The request
Copy every line of the material below word for word.

Part of a data file
——————————

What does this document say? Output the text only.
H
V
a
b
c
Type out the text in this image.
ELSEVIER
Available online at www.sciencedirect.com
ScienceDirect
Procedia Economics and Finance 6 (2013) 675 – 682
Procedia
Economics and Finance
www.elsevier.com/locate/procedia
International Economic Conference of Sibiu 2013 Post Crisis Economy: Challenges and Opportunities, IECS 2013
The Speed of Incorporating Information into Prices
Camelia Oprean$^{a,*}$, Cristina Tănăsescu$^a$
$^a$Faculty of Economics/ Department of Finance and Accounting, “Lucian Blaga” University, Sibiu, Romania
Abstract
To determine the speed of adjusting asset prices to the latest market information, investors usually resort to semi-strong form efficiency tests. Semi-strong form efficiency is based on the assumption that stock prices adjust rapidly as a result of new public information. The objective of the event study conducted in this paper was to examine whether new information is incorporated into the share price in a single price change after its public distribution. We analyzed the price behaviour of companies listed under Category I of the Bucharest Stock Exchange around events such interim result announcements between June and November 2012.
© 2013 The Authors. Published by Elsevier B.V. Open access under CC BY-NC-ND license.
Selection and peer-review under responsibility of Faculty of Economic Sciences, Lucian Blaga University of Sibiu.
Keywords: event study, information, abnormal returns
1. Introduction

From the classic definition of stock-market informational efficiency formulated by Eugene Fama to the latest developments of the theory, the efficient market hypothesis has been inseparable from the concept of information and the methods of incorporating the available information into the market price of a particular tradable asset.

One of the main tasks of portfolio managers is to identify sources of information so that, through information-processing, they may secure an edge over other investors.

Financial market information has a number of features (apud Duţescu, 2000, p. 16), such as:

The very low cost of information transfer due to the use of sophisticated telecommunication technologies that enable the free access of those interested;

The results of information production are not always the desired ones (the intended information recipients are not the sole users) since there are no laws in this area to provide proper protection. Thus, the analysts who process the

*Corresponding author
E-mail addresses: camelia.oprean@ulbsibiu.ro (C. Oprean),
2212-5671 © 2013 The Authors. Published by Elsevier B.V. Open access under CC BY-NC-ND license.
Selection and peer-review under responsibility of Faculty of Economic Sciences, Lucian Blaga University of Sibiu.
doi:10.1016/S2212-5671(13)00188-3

——————————

Finished answer
What does this document say? Output the text only.
H
V
a
b
c
Type out the text in this image.
ELSEVIER
Available online at www.sciencedirect.com
ScienceDirect
Procedia Economics and Finance 6 (2013) 675 – 682
Procedia
Economics and Finance
www.elsevier.com/locate/procedia
International Economic Conference of Sibiu 2013 Post Crisis Economy: Challenges and Opportunities, IECS 2013
The Speed of Incorporating Information into Prices
Camelia Oprean$^{a,*}$, Cristina Tănăsescu$^a$
$^a$Faculty of Economics/ Department of Finance and Accounting, “Lucian Blaga” University, Sibiu, Romania
Abstract
To determine the speed of adjusting asset prices to the latest market information, investors usually resort to semi-strong form efficiency tests. Semi-strong form efficiency is based on the assumption that stock prices adjust rapidly as a result of new public information. The objective of the event study conducted in this paper was to examine whether new information is incorporated into the share price in a single price change after its public distribution. We analyzed the price behaviour of companies listed under Category I of the Bucharest Stock Exchange around events such interim result announcements between June and November 2012.
© 2013 The Authors. Published by Elsevier B.V. Open access under CC BY-NC-ND license.
Selection and peer-review under responsibility of Faculty of Economic Sciences, Lucian Blaga University of Sibiu.
Keywords: event study, information, abnormal returns
1. Introduction

From the classic definition of stock-market informational efficiency formulated by Eugene Fama to the latest developments of the theory, the efficient market hypothesis has been inseparable from the concept of information and the methods of incorporating the available information into the market price of a particular tradable asset.

One of the main tasks of portfolio managers is to identify sources of information so that, through information-processing, they may secure an edge over other investors.

Financial market information has a number of features (apud Duţescu, 2000, p. 16), such as:

The very low cost of information transfer due to the use of sophisticated telecommunication technologies that enable the free access of those interested;

The results of information production are not always the desired ones (the intended information recipients are not the sole users) since there are no laws in this area to provide proper protection. Thus, the analysts who process the

*Corresponding author
E-mail addresses: camelia.oprean@ulbsibiu.ro (C. Oprean),
2212-5671 © 2013 The Authors. Published by Elsevier B.V. Open access under CC BY-NC-ND license.
Selection and peer-review under responsibility of Faculty of Economic Sciences, Lucian Blaga University of Sibiu.
doi:10.1016/S2212-5671(13)00188-3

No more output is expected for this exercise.